Set task. How many lines in this data contain the string "concelho"? Reply with the number only.

Provided data.
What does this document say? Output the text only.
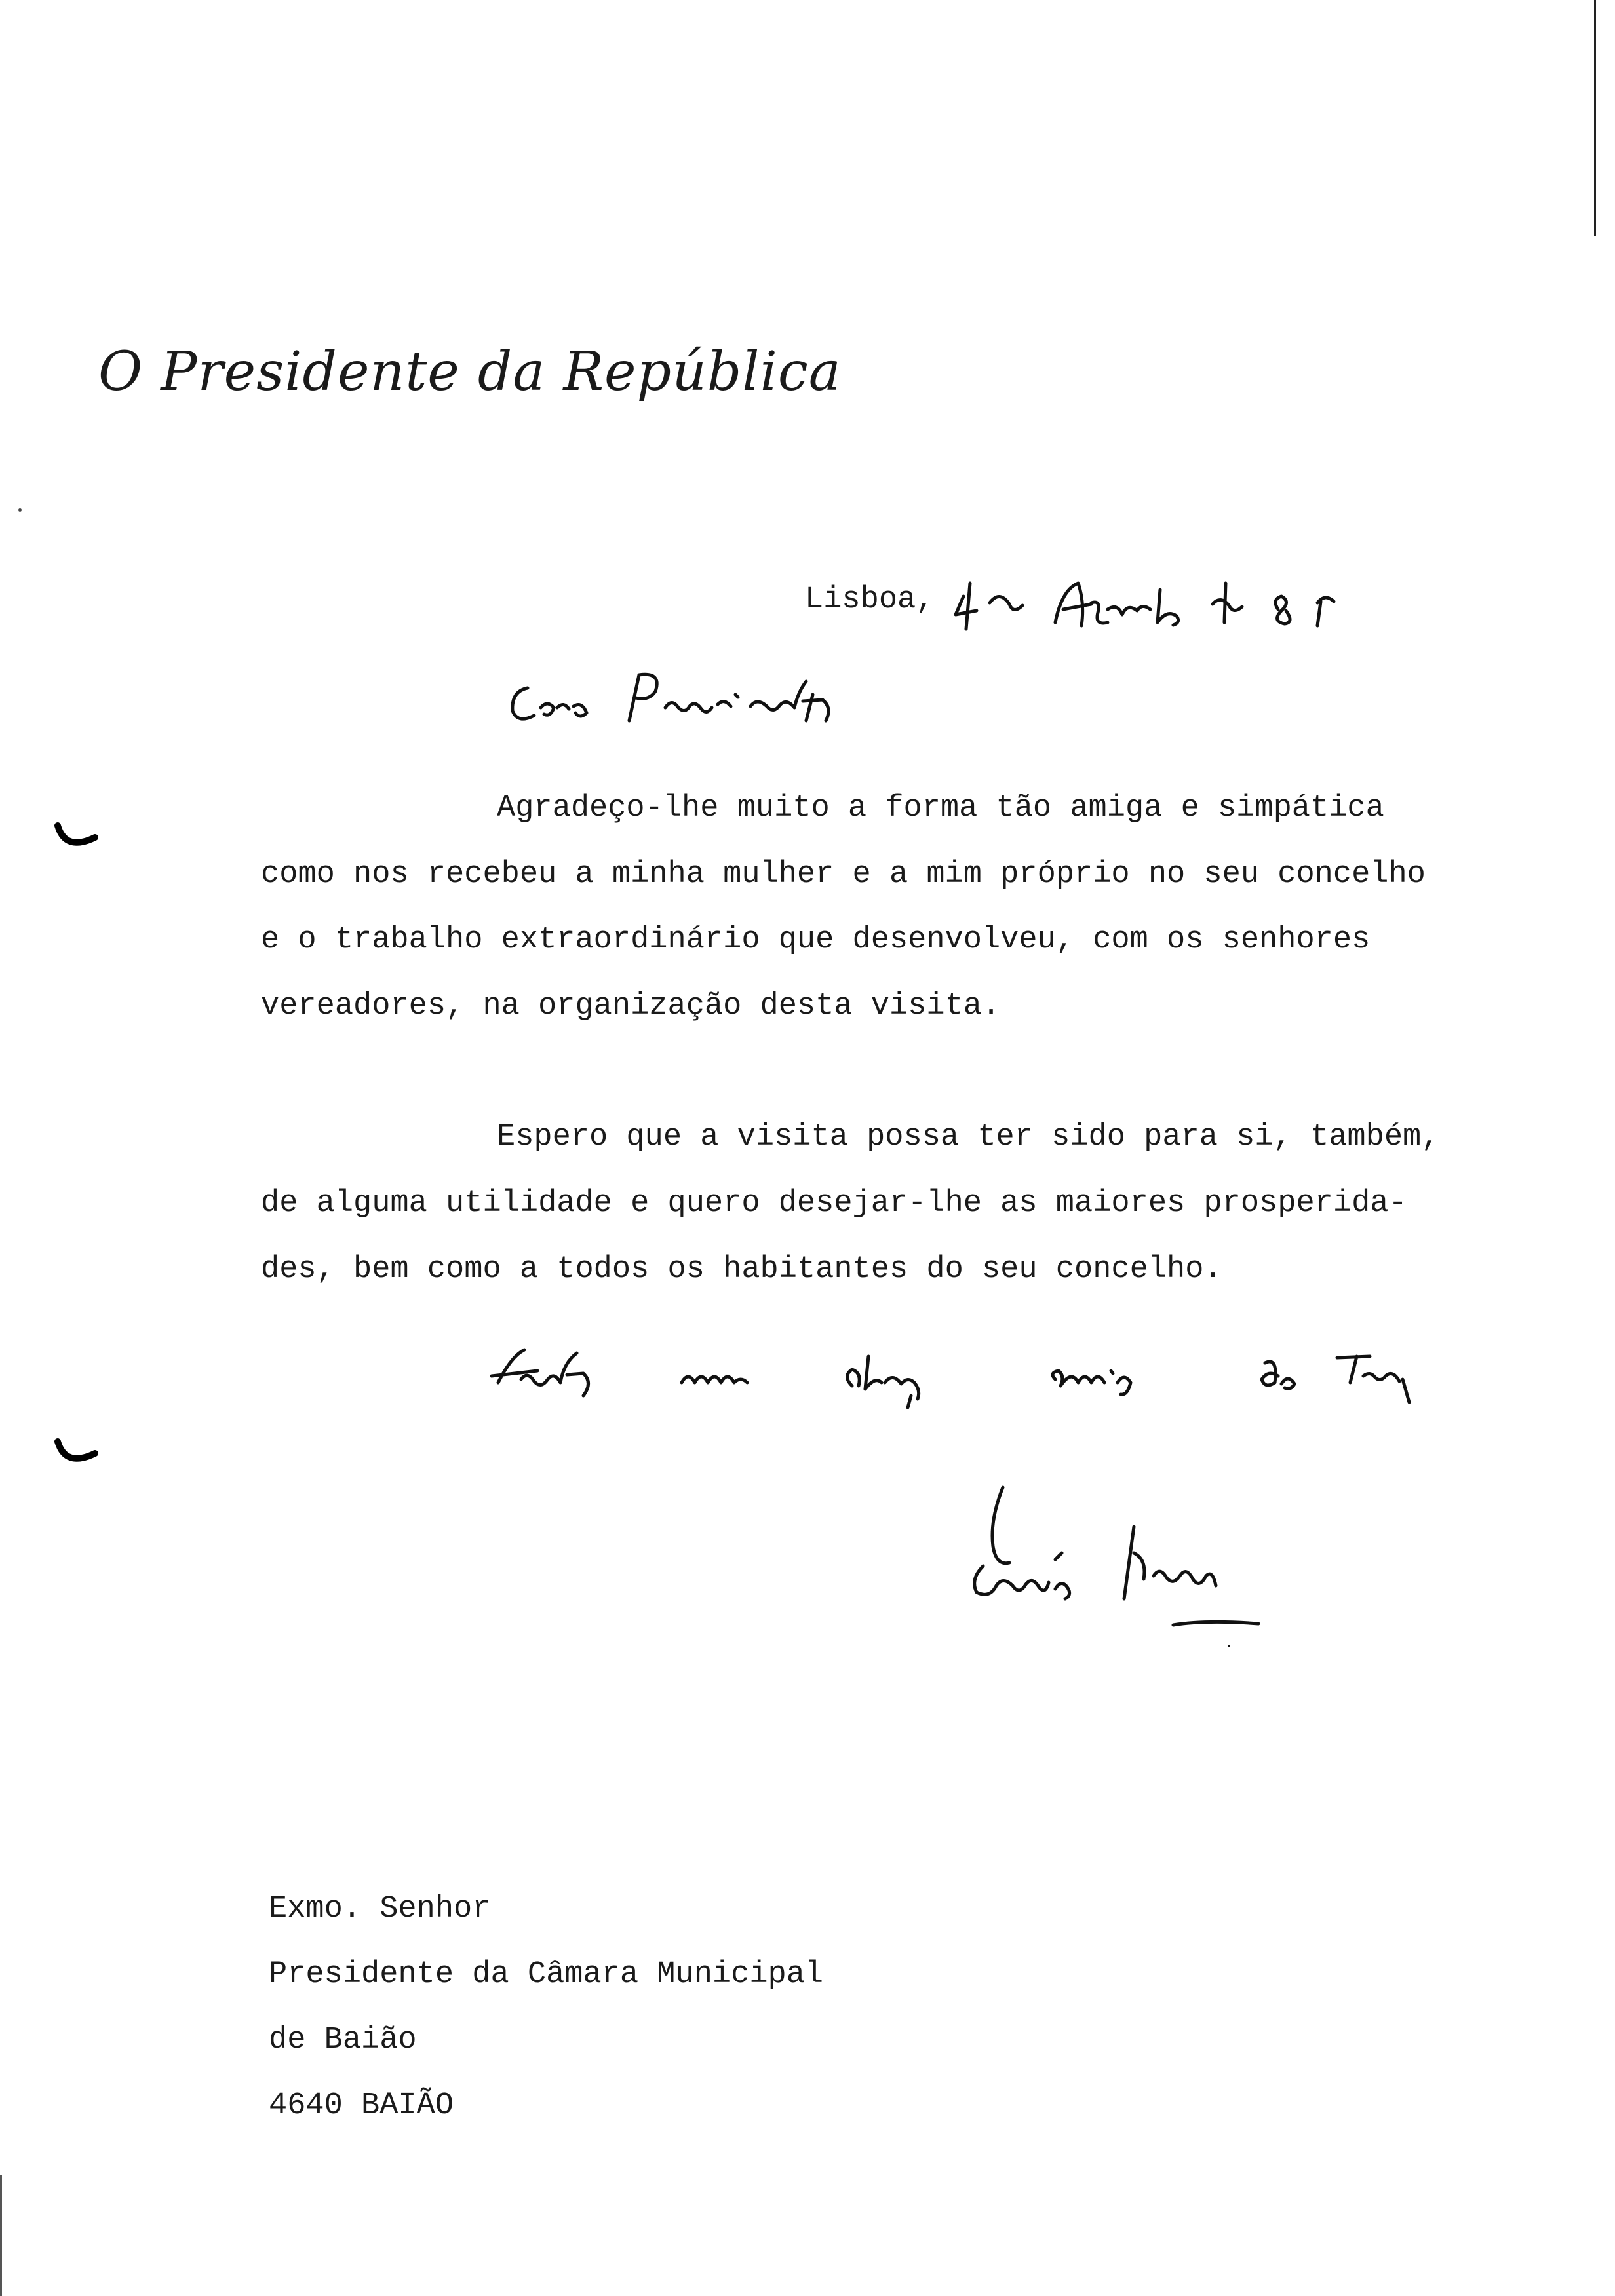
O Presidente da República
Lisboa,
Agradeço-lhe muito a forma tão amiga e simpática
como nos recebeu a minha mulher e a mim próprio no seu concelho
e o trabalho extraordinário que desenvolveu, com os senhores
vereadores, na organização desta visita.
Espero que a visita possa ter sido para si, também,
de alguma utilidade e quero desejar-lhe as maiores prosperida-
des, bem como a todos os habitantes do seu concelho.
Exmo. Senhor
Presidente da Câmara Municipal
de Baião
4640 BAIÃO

Output for this task. 2